### WHAT TO WORK ON:
Answer with one number: how many lines hold "エンベロープなし".

### DATA FOR PROCESSING:
━━━━━━━━━━

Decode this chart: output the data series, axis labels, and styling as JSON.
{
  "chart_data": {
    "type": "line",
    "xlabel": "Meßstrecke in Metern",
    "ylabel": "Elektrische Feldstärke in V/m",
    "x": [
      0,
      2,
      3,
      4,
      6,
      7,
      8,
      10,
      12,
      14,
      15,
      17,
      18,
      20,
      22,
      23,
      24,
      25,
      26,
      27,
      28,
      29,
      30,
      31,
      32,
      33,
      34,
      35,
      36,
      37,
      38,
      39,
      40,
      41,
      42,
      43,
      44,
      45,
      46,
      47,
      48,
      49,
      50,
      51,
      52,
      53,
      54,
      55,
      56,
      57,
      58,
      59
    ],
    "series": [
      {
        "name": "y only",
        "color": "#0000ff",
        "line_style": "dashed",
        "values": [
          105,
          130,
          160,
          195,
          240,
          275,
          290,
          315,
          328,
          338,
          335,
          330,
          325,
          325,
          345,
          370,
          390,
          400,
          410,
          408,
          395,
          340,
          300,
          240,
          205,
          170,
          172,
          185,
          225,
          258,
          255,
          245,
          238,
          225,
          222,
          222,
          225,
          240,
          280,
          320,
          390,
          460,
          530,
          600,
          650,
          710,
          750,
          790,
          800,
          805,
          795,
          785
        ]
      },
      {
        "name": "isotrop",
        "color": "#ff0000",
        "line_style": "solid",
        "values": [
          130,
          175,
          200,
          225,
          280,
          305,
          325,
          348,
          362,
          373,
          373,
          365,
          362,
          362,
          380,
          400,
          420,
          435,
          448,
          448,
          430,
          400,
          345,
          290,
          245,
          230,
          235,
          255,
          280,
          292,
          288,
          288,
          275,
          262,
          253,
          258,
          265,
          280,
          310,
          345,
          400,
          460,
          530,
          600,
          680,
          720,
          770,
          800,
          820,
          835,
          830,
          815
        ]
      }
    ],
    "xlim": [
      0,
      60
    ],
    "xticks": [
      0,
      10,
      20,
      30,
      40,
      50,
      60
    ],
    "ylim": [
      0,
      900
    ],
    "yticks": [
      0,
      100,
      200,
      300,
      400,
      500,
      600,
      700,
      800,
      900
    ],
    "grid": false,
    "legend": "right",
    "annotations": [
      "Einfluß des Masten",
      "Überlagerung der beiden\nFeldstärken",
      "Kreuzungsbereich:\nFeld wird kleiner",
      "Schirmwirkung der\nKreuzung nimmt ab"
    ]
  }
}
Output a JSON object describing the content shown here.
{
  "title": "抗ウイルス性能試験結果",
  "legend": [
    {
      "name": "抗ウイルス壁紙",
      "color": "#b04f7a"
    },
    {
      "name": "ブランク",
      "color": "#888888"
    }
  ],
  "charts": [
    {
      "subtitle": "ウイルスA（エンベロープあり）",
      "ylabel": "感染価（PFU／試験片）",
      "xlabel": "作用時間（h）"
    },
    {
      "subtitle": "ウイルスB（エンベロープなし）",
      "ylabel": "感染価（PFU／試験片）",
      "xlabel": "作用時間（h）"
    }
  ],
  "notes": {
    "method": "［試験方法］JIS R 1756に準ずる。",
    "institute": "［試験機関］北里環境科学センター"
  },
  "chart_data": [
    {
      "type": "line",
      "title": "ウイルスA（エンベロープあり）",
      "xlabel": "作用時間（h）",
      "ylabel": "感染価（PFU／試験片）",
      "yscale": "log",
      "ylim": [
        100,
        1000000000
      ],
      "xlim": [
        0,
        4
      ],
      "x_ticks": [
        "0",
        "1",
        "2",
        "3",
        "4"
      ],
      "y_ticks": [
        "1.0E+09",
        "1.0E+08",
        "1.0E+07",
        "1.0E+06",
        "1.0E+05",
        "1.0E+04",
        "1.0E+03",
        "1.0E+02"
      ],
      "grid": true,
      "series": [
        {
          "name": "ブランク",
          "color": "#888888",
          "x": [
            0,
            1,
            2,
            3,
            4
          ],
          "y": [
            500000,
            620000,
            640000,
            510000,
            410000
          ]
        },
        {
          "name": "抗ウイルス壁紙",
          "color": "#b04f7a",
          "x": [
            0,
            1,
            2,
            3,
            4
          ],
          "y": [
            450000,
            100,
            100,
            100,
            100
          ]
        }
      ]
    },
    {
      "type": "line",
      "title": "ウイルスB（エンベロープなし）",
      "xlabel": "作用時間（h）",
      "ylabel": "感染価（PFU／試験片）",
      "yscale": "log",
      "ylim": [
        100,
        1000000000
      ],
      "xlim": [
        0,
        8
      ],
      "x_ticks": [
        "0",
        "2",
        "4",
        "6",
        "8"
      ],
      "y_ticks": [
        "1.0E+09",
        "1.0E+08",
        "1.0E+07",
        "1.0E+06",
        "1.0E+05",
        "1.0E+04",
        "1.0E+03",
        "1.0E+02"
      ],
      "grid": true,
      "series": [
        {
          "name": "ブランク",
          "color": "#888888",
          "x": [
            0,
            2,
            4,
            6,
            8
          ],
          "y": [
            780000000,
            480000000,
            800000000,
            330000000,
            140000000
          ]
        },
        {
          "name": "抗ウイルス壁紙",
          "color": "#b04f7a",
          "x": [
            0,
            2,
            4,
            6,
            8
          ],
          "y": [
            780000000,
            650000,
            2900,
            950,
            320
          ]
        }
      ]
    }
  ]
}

━━━━━━━━━━

### CORRECT ANSWER:
2